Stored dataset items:
----
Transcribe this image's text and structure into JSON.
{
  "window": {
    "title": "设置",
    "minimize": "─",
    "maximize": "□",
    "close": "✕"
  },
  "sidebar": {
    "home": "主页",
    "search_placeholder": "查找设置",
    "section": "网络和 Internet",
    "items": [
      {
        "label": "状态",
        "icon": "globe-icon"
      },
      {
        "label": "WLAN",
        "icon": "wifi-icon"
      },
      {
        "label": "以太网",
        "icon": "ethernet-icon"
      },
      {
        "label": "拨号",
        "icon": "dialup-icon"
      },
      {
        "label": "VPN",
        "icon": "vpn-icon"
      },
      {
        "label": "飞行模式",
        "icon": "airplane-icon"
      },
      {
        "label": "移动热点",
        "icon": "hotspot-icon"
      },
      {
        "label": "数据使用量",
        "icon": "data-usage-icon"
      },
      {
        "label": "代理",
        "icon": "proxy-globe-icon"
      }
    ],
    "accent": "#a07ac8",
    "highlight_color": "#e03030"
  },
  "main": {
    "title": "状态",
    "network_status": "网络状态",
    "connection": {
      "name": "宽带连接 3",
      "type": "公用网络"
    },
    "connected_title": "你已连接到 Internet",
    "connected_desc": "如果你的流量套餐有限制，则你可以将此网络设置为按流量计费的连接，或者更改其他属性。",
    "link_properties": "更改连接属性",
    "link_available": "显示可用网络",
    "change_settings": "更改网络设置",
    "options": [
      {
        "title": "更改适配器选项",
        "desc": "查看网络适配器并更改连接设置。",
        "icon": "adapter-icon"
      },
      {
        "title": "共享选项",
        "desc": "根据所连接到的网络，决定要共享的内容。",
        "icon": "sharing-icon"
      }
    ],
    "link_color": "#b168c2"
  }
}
----
**TO BE DONE**
Write out the entries above once more, without altering anything.

**IN RESPONSE**
Transcribe this image's text and structure into JSON.
{
  "window": {
    "title": "设置",
    "minimize": "─",
    "maximize": "□",
    "close": "✕"
  },
  "sidebar": {
    "home": "主页",
    "search_placeholder": "查找设置",
    "section": "网络和 Internet",
    "items": [
      {
        "label": "状态",
        "icon": "globe-icon"
      },
      {
        "label": "WLAN",
        "icon": "wifi-icon"
      },
      {
        "label": "以太网",
        "icon": "ethernet-icon"
      },
      {
        "label": "拨号",
        "icon": "dialup-icon"
      },
      {
        "label": "VPN",
        "icon": "vpn-icon"
      },
      {
        "label": "飞行模式",
        "icon": "airplane-icon"
      },
      {
        "label": "移动热点",
        "icon": "hotspot-icon"
      },
      {
        "label": "数据使用量",
        "icon": "data-usage-icon"
      },
      {
        "label": "代理",
        "icon": "proxy-globe-icon"
      }
    ],
    "accent": "#a07ac8",
    "highlight_color": "#e03030"
  },
  "main": {
    "title": "状态",
    "network_status": "网络状态",
    "connection": {
      "name": "宽带连接 3",
      "type": "公用网络"
    },
    "connected_title": "你已连接到 Internet",
    "connected_desc": "如果你的流量套餐有限制，则你可以将此网络设置为按流量计费的连接，或者更改其他属性。",
    "link_properties": "更改连接属性",
    "link_available": "显示可用网络",
    "change_settings": "更改网络设置",
    "options": [
      {
        "title": "更改适配器选项",
        "desc": "查看网络适配器并更改连接设置。",
        "icon": "adapter-icon"
      },
      {
        "title": "共享选项",
        "desc": "根据所连接到的网络，决定要共享的内容。",
        "icon": "sharing-icon"
      }
    ],
    "link_color": "#b168c2"
  }
}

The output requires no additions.